Records supplied:
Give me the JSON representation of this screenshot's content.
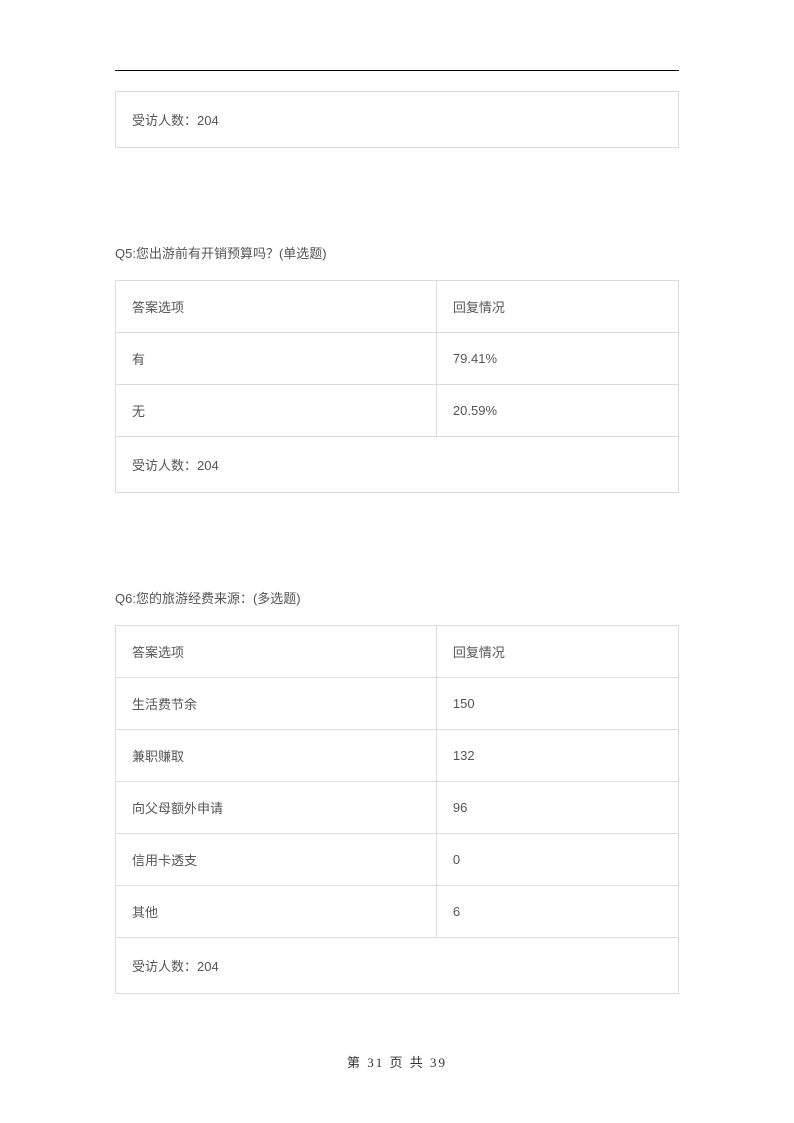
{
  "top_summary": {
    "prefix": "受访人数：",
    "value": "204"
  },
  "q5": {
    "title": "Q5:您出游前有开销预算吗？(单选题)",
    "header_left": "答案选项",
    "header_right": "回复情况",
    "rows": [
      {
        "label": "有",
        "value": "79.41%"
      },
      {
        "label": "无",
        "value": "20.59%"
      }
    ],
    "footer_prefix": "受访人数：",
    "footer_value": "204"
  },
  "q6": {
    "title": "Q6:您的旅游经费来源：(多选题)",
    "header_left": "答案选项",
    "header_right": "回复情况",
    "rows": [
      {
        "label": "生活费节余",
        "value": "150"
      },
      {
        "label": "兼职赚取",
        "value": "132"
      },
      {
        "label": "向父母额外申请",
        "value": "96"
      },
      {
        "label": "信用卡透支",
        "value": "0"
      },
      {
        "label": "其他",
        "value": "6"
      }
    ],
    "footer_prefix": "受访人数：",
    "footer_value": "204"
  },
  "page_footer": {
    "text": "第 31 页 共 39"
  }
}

Task objective: Quote every record above exactly, leaving out any pictures.

Expected output:
Give me the JSON representation of this screenshot's content.
{
  "top_summary": {
    "prefix": "受访人数：",
    "value": "204"
  },
  "q5": {
    "title": "Q5:您出游前有开销预算吗？(单选题)",
    "header_left": "答案选项",
    "header_right": "回复情况",
    "rows": [
      {
        "label": "有",
        "value": "79.41%"
      },
      {
        "label": "无",
        "value": "20.59%"
      }
    ],
    "footer_prefix": "受访人数：",
    "footer_value": "204"
  },
  "q6": {
    "title": "Q6:您的旅游经费来源：(多选题)",
    "header_left": "答案选项",
    "header_right": "回复情况",
    "rows": [
      {
        "label": "生活费节余",
        "value": "150"
      },
      {
        "label": "兼职赚取",
        "value": "132"
      },
      {
        "label": "向父母额外申请",
        "value": "96"
      },
      {
        "label": "信用卡透支",
        "value": "0"
      },
      {
        "label": "其他",
        "value": "6"
      }
    ],
    "footer_prefix": "受访人数：",
    "footer_value": "204"
  },
  "page_footer": {
    "text": "第 31 页 共 39"
  }
}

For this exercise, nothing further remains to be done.